**PROVIDED DATA:**
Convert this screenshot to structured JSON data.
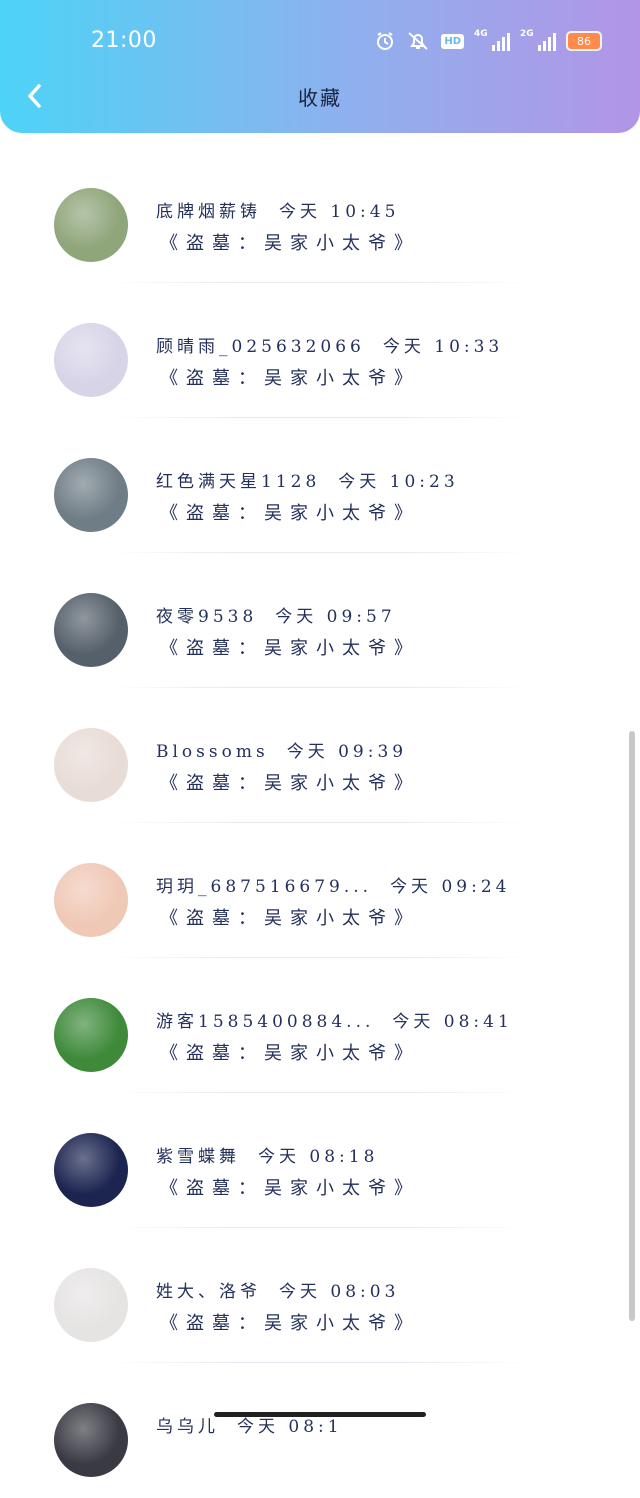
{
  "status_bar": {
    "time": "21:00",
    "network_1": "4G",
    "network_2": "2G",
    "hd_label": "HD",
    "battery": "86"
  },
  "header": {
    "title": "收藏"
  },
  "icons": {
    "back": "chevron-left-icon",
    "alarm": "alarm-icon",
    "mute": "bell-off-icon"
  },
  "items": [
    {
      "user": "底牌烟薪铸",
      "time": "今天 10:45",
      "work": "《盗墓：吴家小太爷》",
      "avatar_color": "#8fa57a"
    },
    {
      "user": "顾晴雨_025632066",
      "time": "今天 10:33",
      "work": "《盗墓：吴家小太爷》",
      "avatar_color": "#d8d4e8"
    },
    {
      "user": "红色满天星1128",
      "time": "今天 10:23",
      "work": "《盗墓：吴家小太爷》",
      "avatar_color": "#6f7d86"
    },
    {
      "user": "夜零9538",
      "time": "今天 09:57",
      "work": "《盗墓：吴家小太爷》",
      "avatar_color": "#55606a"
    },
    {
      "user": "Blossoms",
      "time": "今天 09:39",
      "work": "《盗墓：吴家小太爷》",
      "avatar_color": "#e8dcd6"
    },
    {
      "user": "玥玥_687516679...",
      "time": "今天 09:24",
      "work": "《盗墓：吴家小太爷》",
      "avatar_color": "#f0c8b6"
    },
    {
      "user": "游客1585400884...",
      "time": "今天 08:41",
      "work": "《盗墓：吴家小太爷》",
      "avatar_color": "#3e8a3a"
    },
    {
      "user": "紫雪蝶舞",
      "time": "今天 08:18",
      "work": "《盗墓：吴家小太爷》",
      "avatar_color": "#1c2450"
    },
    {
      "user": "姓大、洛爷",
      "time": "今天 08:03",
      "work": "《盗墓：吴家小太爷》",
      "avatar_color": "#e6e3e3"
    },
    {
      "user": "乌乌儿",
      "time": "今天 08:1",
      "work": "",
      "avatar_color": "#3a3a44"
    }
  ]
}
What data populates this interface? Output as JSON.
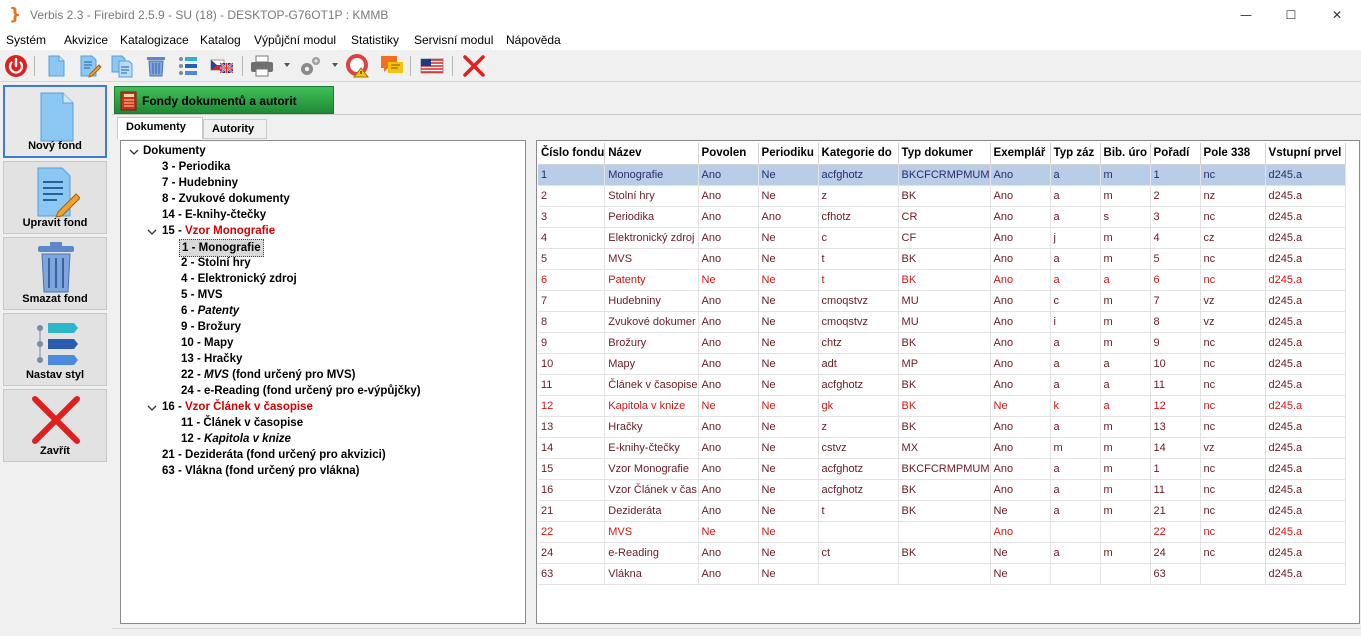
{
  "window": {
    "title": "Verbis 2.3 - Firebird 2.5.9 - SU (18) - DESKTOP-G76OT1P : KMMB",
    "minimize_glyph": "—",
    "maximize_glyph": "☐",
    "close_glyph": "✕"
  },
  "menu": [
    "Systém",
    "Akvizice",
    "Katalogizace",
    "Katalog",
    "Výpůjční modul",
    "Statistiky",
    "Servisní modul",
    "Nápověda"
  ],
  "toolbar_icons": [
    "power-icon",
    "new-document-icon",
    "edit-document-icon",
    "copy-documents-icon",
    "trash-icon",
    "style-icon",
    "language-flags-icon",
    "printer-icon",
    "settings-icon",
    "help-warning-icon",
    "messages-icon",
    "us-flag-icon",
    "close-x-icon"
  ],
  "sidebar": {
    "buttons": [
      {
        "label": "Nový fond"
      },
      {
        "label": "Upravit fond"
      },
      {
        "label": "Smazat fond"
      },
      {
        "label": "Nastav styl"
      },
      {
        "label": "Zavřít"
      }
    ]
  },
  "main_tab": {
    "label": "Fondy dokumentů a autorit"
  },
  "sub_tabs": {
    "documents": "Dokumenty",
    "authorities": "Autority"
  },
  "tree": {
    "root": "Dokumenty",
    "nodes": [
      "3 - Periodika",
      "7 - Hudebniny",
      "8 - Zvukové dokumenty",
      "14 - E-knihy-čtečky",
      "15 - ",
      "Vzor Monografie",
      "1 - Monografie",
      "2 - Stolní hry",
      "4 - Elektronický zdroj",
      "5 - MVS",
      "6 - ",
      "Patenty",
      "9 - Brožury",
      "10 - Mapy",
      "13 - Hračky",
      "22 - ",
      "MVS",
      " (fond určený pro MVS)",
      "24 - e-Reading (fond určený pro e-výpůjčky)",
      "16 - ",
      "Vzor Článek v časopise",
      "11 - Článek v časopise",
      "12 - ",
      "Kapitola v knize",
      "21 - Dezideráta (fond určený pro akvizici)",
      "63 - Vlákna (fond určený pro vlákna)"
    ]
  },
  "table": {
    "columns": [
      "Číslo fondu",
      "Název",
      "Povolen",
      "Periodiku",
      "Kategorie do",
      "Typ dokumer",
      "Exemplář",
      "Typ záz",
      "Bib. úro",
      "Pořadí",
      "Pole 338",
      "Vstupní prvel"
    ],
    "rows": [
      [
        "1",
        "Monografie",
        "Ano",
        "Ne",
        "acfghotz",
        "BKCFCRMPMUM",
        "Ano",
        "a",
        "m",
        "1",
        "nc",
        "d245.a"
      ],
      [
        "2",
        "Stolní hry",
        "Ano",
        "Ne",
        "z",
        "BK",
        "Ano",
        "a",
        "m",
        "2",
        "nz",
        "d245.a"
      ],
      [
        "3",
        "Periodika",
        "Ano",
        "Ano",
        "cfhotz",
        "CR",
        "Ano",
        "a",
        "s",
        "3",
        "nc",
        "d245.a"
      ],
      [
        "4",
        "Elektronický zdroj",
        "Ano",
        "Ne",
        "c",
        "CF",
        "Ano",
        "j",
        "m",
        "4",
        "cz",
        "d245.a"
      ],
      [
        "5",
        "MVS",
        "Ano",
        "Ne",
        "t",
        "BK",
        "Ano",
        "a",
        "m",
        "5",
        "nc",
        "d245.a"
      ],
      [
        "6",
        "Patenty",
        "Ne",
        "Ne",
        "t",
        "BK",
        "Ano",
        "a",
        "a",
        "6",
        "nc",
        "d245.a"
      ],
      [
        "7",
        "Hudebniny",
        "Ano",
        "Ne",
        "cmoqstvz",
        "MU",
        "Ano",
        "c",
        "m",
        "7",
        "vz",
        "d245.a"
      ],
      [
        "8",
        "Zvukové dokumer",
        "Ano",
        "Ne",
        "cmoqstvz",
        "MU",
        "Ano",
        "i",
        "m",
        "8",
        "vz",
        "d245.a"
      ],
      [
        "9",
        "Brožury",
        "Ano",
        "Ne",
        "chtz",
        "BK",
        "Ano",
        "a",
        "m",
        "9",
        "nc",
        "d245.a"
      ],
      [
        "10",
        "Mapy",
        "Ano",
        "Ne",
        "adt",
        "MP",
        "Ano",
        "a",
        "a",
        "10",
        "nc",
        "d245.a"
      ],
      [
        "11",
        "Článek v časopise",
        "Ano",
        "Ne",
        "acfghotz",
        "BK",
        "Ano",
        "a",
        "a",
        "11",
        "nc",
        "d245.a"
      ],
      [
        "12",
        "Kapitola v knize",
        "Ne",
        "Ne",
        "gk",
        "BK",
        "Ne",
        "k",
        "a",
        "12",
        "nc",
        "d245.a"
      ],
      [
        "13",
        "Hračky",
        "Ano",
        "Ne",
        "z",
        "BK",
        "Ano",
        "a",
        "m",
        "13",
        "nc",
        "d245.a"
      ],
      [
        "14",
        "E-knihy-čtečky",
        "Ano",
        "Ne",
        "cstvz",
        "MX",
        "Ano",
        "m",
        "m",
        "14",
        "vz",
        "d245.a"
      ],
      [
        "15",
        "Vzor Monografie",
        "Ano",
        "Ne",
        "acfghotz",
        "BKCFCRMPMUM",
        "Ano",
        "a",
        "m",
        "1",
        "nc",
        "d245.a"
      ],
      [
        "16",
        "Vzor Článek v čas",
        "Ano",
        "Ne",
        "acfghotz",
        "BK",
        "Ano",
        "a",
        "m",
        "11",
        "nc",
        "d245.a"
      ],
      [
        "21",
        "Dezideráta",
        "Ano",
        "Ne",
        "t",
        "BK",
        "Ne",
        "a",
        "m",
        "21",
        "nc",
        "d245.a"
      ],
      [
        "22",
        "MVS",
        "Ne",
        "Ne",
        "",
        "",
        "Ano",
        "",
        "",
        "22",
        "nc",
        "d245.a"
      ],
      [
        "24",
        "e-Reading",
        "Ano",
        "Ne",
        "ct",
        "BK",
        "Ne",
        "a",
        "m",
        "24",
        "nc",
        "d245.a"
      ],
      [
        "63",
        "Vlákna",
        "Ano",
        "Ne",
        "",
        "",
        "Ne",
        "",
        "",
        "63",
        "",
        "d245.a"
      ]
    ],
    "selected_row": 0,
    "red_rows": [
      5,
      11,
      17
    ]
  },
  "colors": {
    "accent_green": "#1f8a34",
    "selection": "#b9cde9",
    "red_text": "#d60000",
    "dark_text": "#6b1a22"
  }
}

**EXERCISE:**
From the data above, gather every line that includes the word "zdroj".

**TASK RESPONSE:**
      "4 - Elektronický zdroj",
        "Elektronický zdroj",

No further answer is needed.